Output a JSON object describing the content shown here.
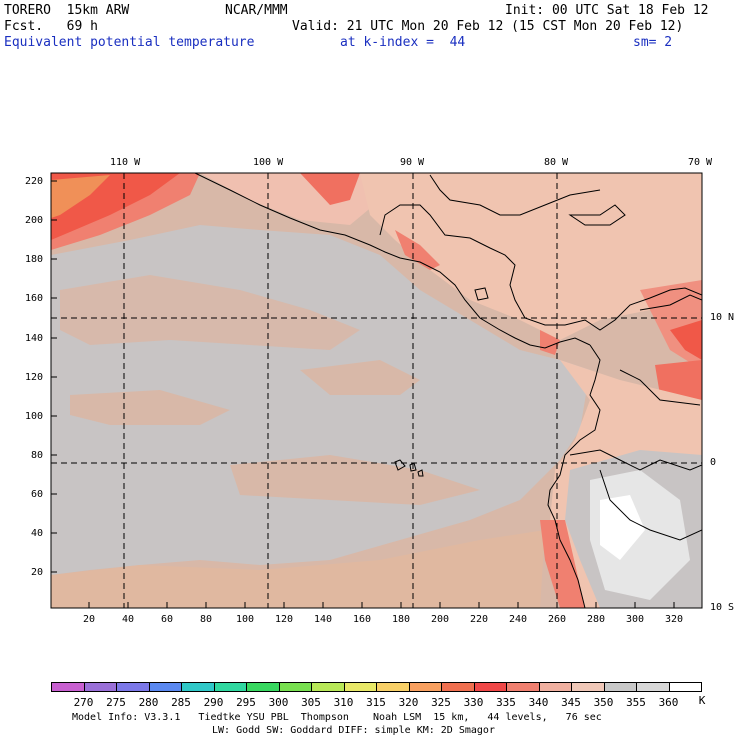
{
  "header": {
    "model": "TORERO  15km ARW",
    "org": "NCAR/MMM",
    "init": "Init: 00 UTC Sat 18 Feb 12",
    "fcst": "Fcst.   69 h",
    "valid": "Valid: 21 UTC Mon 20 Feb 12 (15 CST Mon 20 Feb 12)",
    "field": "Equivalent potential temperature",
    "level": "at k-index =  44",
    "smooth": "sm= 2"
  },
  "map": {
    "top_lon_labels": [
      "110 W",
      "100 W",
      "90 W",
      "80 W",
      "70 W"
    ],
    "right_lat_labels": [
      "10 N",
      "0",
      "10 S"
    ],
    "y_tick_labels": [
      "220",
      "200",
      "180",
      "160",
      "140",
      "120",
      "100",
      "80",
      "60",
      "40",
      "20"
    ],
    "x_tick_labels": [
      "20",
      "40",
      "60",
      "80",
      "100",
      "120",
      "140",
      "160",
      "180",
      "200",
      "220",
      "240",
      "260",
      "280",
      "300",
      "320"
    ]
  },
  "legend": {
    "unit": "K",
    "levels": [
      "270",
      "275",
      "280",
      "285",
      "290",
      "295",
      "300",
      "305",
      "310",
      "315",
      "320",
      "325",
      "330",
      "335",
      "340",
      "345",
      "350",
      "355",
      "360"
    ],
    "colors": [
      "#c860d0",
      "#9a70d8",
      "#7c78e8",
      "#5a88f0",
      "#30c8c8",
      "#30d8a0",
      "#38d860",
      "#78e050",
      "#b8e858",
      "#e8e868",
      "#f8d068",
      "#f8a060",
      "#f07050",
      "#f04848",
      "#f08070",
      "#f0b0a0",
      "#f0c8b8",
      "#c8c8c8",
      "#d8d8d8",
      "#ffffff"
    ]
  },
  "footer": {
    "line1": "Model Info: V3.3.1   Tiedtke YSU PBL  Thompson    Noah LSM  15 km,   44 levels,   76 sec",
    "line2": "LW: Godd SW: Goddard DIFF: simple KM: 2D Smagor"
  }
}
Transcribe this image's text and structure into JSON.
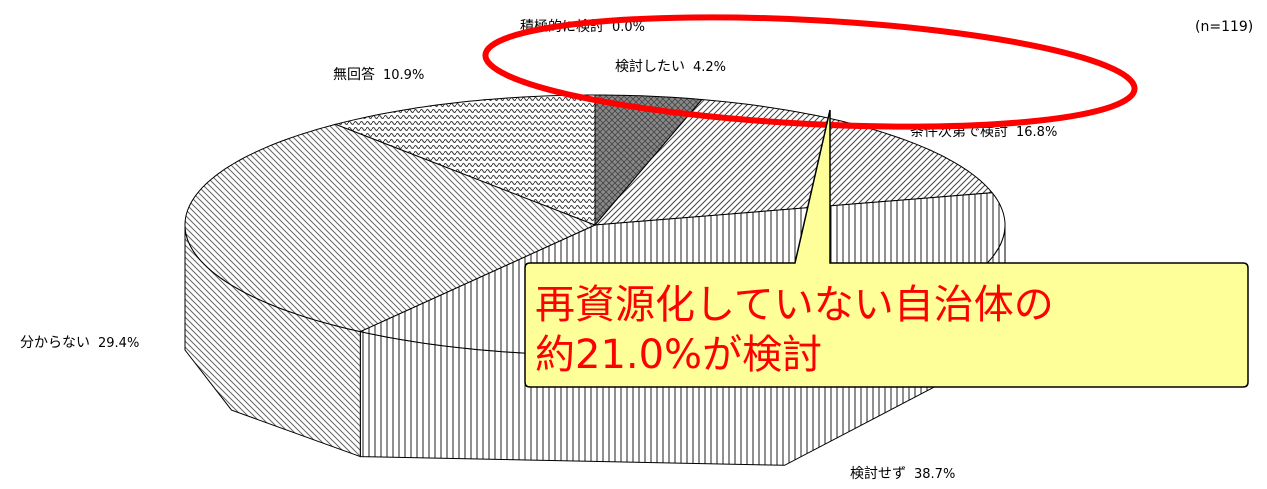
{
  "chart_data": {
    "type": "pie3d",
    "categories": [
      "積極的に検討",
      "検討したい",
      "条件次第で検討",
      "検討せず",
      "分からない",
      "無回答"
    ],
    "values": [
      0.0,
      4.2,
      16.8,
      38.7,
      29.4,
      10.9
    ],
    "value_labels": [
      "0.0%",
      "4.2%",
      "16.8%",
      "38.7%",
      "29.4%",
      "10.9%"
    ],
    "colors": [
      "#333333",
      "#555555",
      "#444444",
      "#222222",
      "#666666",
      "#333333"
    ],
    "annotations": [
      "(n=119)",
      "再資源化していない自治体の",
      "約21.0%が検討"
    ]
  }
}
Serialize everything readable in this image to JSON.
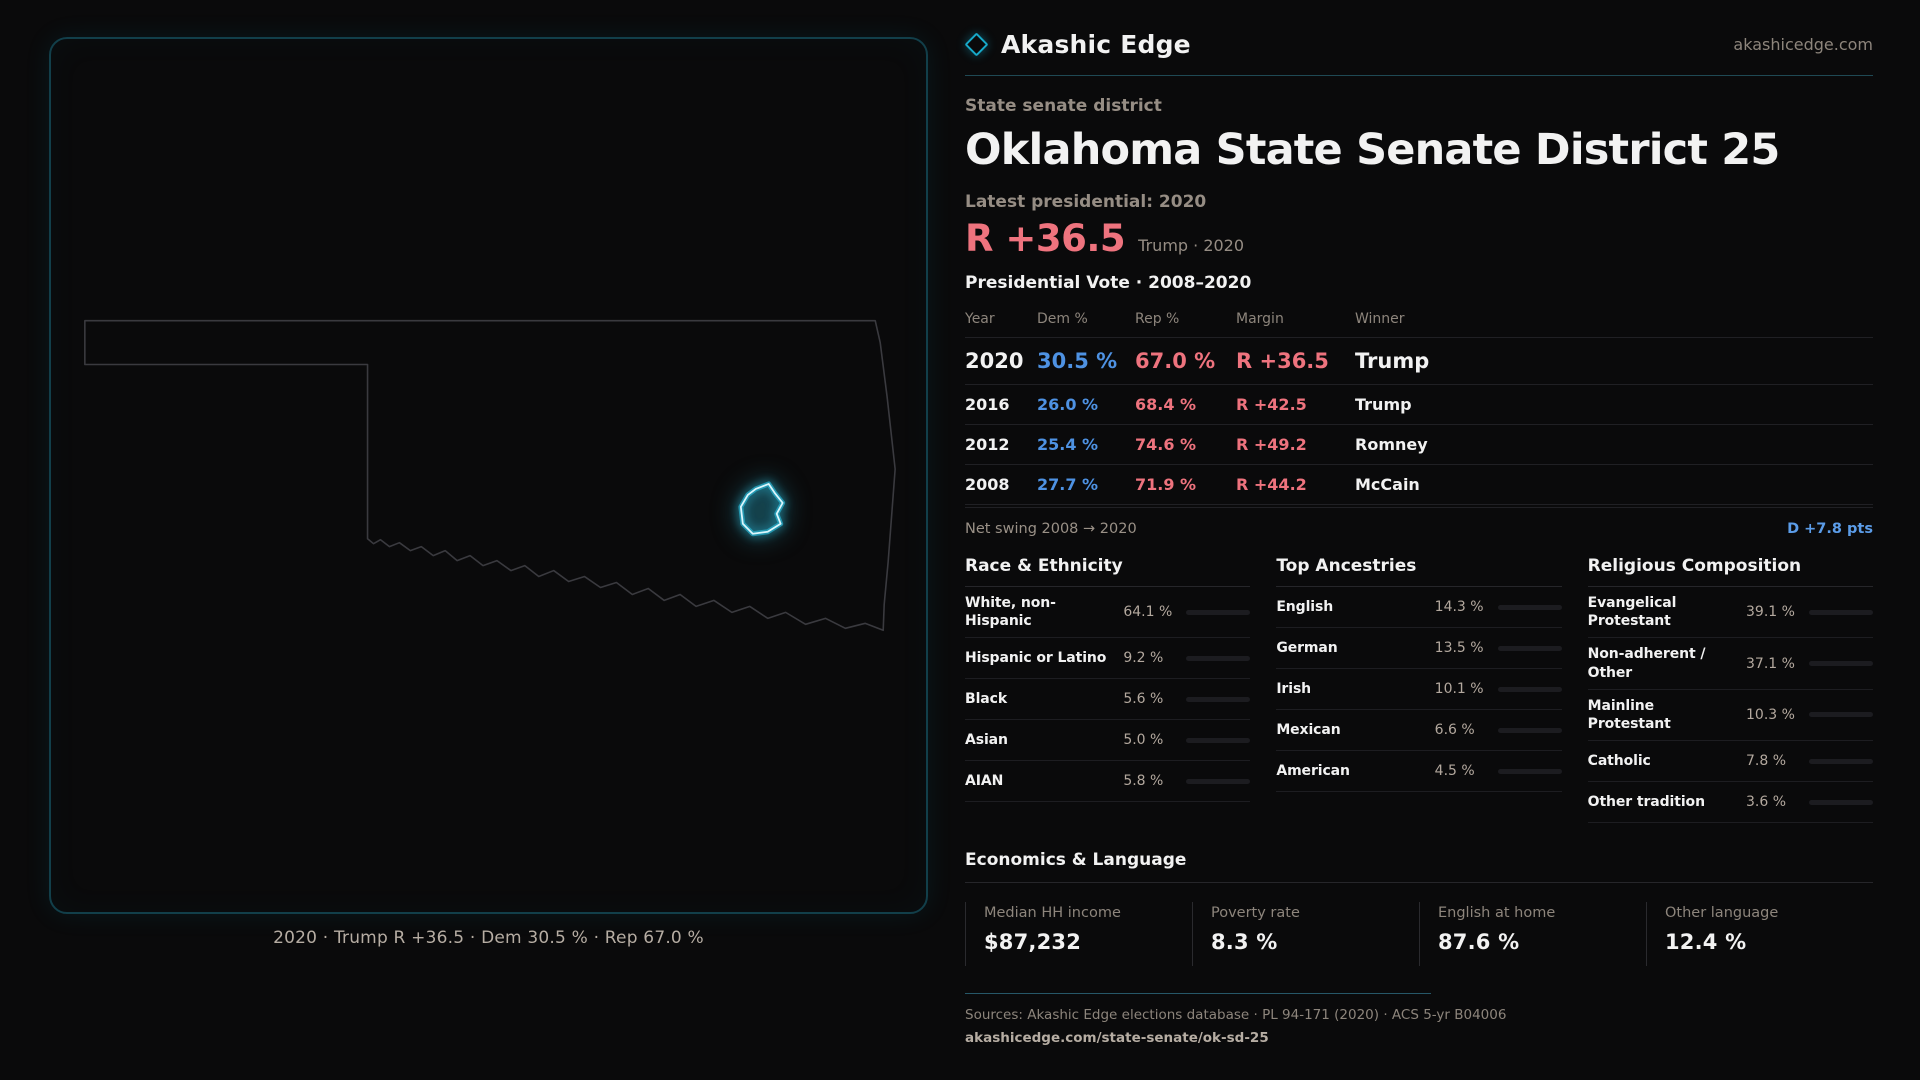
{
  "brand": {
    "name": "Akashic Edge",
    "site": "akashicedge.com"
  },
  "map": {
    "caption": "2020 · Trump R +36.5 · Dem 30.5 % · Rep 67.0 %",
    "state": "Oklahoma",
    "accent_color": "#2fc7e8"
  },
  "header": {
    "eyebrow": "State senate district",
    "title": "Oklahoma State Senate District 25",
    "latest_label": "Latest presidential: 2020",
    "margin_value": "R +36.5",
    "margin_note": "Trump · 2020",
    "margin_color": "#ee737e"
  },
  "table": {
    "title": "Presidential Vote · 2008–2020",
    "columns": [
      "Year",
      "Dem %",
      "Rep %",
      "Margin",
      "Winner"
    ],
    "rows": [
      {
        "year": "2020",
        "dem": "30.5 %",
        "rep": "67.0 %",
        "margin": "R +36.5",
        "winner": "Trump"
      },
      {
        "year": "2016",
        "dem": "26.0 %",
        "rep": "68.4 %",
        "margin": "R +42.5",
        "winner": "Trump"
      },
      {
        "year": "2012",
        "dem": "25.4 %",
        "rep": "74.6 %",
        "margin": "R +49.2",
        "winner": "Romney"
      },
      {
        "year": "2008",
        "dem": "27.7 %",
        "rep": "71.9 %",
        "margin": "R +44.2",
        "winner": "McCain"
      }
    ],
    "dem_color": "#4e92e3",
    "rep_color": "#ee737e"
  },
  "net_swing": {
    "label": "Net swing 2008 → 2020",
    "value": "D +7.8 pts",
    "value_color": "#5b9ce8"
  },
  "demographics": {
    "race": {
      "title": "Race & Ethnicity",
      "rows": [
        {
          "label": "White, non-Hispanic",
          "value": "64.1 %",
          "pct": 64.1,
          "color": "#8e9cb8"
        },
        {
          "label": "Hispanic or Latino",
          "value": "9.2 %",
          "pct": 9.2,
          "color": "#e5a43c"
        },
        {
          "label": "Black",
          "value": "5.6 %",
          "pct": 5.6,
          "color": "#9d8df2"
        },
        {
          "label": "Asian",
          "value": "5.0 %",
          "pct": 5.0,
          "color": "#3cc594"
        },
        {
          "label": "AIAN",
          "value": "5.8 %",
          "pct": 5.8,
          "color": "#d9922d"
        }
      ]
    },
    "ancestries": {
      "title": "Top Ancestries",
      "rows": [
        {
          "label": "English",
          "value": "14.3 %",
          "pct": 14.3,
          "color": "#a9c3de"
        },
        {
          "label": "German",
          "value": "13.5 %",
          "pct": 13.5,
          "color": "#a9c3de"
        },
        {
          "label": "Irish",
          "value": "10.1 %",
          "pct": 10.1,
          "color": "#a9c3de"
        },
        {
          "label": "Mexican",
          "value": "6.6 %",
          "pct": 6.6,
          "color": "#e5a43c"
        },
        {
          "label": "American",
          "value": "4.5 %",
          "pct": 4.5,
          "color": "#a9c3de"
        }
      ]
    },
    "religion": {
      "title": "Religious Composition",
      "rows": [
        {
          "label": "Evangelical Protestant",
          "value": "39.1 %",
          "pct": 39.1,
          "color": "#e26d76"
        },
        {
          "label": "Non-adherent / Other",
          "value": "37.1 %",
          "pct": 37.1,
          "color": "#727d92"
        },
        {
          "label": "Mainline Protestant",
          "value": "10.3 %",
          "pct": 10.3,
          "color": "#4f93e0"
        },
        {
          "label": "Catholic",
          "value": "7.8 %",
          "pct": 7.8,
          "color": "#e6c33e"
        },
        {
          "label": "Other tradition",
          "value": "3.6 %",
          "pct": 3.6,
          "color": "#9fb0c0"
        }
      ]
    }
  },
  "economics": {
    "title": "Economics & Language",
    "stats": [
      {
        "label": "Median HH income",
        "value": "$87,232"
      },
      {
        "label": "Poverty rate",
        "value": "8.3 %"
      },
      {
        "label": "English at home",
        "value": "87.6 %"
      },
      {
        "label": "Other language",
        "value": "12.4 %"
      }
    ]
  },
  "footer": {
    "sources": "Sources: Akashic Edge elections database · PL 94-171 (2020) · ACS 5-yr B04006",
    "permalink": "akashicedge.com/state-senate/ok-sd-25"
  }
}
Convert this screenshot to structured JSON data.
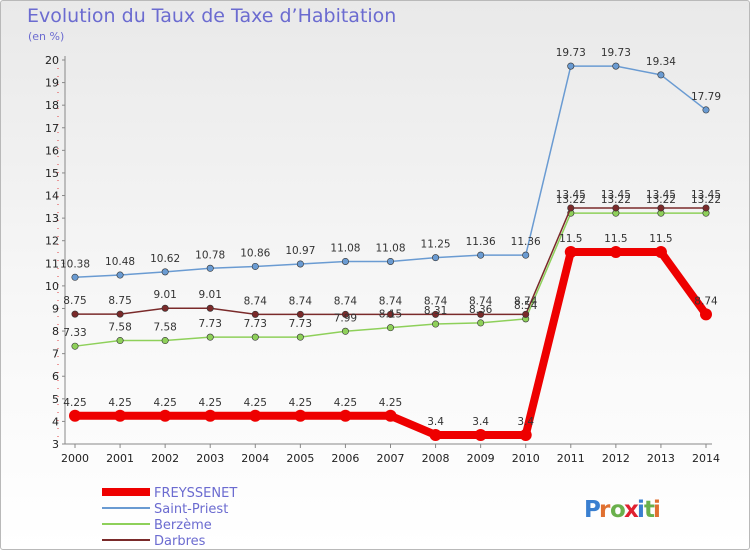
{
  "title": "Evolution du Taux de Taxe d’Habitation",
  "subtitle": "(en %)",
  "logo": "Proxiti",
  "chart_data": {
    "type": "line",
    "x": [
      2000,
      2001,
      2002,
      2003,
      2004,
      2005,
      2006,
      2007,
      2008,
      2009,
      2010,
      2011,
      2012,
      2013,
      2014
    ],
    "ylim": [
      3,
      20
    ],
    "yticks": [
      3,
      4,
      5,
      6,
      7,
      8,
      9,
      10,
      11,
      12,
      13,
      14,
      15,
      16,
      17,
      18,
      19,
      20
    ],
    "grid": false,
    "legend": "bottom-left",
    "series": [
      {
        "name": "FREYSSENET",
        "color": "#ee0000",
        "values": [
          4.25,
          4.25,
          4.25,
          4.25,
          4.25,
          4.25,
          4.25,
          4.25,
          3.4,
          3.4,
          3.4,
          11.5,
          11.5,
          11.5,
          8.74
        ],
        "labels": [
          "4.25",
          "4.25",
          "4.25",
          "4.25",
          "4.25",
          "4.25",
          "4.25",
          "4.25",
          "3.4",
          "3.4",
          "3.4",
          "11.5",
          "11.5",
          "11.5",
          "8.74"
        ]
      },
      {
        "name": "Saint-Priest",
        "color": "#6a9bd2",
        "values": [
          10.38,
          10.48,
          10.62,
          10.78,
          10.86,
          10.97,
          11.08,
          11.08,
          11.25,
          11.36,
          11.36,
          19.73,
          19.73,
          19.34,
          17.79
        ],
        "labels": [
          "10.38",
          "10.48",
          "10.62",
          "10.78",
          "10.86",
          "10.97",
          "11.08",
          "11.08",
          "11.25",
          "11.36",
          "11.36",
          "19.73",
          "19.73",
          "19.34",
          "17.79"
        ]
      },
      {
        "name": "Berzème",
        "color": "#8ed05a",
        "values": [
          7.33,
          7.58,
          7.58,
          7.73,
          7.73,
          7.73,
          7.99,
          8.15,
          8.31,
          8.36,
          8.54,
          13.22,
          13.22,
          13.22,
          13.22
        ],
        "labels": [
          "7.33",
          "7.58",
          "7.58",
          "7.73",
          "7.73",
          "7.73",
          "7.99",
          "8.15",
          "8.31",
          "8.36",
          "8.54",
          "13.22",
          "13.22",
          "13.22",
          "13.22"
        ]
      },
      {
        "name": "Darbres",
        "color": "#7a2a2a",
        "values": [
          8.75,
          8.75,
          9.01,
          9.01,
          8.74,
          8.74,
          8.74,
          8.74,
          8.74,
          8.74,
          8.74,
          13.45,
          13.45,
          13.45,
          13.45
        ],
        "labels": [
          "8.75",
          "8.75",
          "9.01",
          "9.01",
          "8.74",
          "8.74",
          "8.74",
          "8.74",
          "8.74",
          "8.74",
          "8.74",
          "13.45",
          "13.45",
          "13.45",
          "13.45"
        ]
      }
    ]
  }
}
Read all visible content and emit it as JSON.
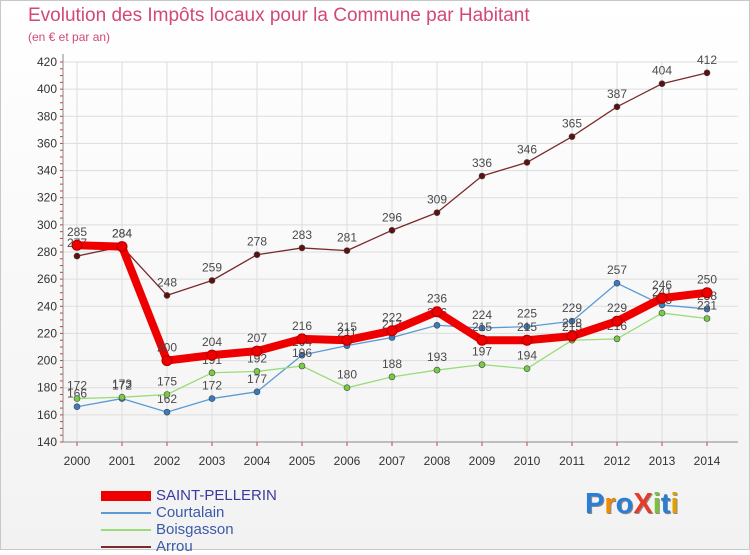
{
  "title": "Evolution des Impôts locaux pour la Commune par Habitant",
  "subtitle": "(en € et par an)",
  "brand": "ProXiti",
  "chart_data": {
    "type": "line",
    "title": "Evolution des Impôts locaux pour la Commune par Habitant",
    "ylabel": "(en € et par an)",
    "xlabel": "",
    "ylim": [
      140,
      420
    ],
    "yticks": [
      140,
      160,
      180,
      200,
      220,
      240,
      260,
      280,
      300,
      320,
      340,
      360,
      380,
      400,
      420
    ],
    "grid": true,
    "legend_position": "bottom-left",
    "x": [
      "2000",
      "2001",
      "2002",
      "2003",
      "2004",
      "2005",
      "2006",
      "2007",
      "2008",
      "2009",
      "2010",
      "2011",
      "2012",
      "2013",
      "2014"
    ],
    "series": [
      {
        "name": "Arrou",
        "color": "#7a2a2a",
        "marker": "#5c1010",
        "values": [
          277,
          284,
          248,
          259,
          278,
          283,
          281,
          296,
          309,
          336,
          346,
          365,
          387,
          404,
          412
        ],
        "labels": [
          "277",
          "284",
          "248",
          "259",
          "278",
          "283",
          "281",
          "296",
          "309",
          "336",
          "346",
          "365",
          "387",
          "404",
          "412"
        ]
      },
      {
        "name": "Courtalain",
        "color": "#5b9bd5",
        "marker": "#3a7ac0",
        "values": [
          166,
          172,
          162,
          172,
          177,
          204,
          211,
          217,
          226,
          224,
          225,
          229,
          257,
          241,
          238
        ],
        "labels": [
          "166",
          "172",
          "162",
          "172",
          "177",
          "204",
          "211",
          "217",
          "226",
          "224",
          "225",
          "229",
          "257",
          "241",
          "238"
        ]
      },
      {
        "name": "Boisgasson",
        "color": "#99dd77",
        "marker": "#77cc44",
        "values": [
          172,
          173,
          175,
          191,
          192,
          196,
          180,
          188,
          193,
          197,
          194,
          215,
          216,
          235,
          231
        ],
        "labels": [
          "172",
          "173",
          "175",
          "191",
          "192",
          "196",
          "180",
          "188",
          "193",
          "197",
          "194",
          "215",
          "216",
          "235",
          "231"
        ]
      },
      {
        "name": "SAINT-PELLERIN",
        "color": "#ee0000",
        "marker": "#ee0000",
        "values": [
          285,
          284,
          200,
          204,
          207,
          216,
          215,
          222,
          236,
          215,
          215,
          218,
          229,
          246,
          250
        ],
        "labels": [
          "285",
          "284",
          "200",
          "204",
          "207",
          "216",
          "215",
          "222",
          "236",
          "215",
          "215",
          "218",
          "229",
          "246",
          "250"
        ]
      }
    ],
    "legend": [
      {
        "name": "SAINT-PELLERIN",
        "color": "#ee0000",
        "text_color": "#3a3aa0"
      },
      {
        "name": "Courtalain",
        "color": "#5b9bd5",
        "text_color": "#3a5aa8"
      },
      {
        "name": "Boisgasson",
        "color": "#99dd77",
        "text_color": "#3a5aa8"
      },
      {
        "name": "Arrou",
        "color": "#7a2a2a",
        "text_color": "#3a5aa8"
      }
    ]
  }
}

--- --- ---

--- Your instructions ---
Where a line of the data holds "Oklahoma", show that line.

--- The answer ---
    "state": "Oklahoma",
    "title": "Oklahoma State Senate District 25",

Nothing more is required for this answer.